# start of Data supplied

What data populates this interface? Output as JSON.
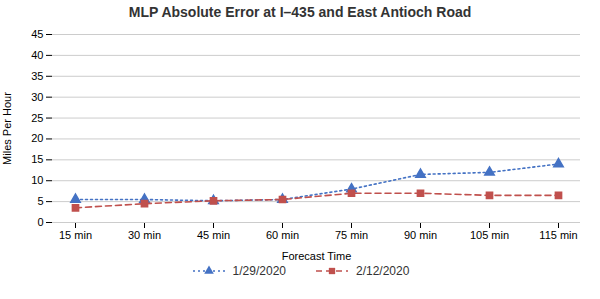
{
  "chart_data": {
    "type": "line",
    "title": "MLP Absolute Error at I–435 and East Antioch Road",
    "xlabel": "Forecast Time",
    "ylabel": "Miles Per Hour",
    "categories": [
      "15 min",
      "30 min",
      "45 min",
      "60 min",
      "75 min",
      "90 min",
      "105 min",
      "115 min"
    ],
    "series": [
      {
        "name": "1/29/2020",
        "color": "#4472C4",
        "marker": "triangle",
        "line_style": "dotted",
        "values": [
          5.5,
          5.5,
          5.2,
          5.5,
          8.0,
          11.5,
          12.0,
          14.0
        ]
      },
      {
        "name": "2/12/2020",
        "color": "#C0504D",
        "marker": "square",
        "line_style": "dashed",
        "values": [
          3.5,
          4.5,
          5.2,
          5.5,
          7.0,
          7.0,
          6.5,
          6.5
        ]
      }
    ],
    "ylim": [
      0,
      45
    ],
    "yticks": [
      0,
      5,
      10,
      15,
      20,
      25,
      30,
      35,
      40,
      45
    ],
    "grid": true,
    "legend": "bottom"
  }
}
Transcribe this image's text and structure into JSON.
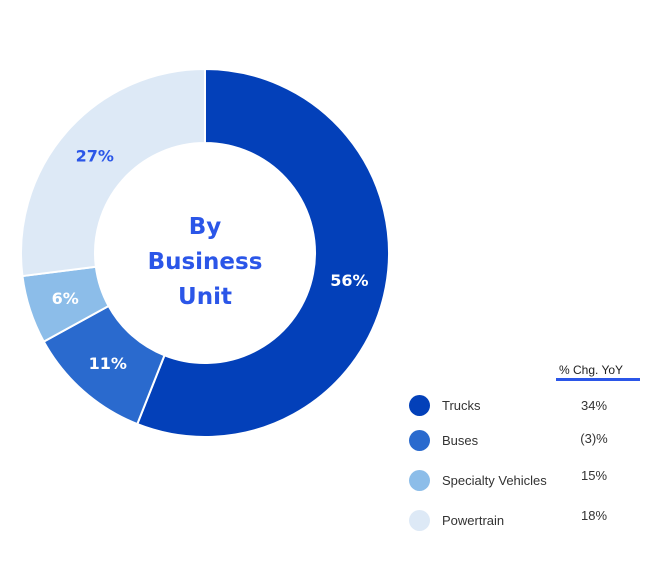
{
  "colors": {
    "trucks": "#0340b9",
    "buses": "#2a6ace",
    "specialty": "#8cbde9",
    "powertrain": "#dde9f6",
    "accent": "#2b56e8"
  },
  "center_label": [
    "By",
    "Business",
    "Unit"
  ],
  "legend": {
    "header": "% Chg. YoY",
    "items": [
      {
        "label": "Trucks",
        "change": "34%"
      },
      {
        "label": "Buses",
        "change": "(3)%"
      },
      {
        "label": "Specialty Vehicles",
        "change": "15%"
      },
      {
        "label": "Powertrain",
        "change": "18%"
      }
    ]
  },
  "chart_data": {
    "type": "pie",
    "variant": "donut",
    "title": "By Business Unit",
    "categories": [
      "Trucks",
      "Buses",
      "Specialty Vehicles",
      "Powertrain"
    ],
    "values": [
      56,
      11,
      6,
      27
    ],
    "value_labels": [
      "56%",
      "11%",
      "6%",
      "27%"
    ],
    "yoy_change": [
      "34%",
      "(3)%",
      "15%",
      "18%"
    ],
    "start_angle": "12 o'clock",
    "direction": "clockwise",
    "legend_position": "bottom-right"
  }
}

# end of Data supplied

* [What is needed]: Set down every record once more, word for word, without pictures.

* [Task output]:
What data populates this interface? Output as JSON.
{
  "chart_data": {
    "type": "line",
    "title": "MLP Absolute Error at I–435 and East Antioch Road",
    "xlabel": "Forecast Time",
    "ylabel": "Miles Per Hour",
    "categories": [
      "15 min",
      "30 min",
      "45 min",
      "60 min",
      "75 min",
      "90 min",
      "105 min",
      "115 min"
    ],
    "series": [
      {
        "name": "1/29/2020",
        "color": "#4472C4",
        "marker": "triangle",
        "line_style": "dotted",
        "values": [
          5.5,
          5.5,
          5.2,
          5.5,
          8.0,
          11.5,
          12.0,
          14.0
        ]
      },
      {
        "name": "2/12/2020",
        "color": "#C0504D",
        "marker": "square",
        "line_style": "dashed",
        "values": [
          3.5,
          4.5,
          5.2,
          5.5,
          7.0,
          7.0,
          6.5,
          6.5
        ]
      }
    ],
    "ylim": [
      0,
      45
    ],
    "yticks": [
      0,
      5,
      10,
      15,
      20,
      25,
      30,
      35,
      40,
      45
    ],
    "grid": true,
    "legend": "bottom"
  }
}
Transcribe this image's text and structure into JSON.
{
  "colors": {
    "trucks": "#0340b9",
    "buses": "#2a6ace",
    "specialty": "#8cbde9",
    "powertrain": "#dde9f6",
    "accent": "#2b56e8"
  },
  "center_label": [
    "By",
    "Business",
    "Unit"
  ],
  "legend": {
    "header": "% Chg. YoY",
    "items": [
      {
        "label": "Trucks",
        "change": "34%"
      },
      {
        "label": "Buses",
        "change": "(3)%"
      },
      {
        "label": "Specialty Vehicles",
        "change": "15%"
      },
      {
        "label": "Powertrain",
        "change": "18%"
      }
    ]
  },
  "chart_data": {
    "type": "pie",
    "variant": "donut",
    "title": "By Business Unit",
    "categories": [
      "Trucks",
      "Buses",
      "Specialty Vehicles",
      "Powertrain"
    ],
    "values": [
      56,
      11,
      6,
      27
    ],
    "value_labels": [
      "56%",
      "11%",
      "6%",
      "27%"
    ],
    "yoy_change": [
      "34%",
      "(3)%",
      "15%",
      "18%"
    ],
    "start_angle": "12 o'clock",
    "direction": "clockwise",
    "legend_position": "bottom-right"
  }
}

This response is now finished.